(The problem) Copy out every record below, word for word.

(Listed records)
* Begin *
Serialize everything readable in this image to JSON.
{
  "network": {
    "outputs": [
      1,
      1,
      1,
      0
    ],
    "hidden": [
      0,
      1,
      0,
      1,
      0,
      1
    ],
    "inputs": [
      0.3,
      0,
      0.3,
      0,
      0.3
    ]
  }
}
* End *
(Finished exercise)
Serialize everything readable in this image to JSON.
{
  "network": {
    "outputs": [
      1,
      1,
      1,
      0
    ],
    "hidden": [
      0,
      1,
      0,
      1,
      0,
      1
    ],
    "inputs": [
      0.3,
      0,
      0.3,
      0,
      0.3
    ]
  }
}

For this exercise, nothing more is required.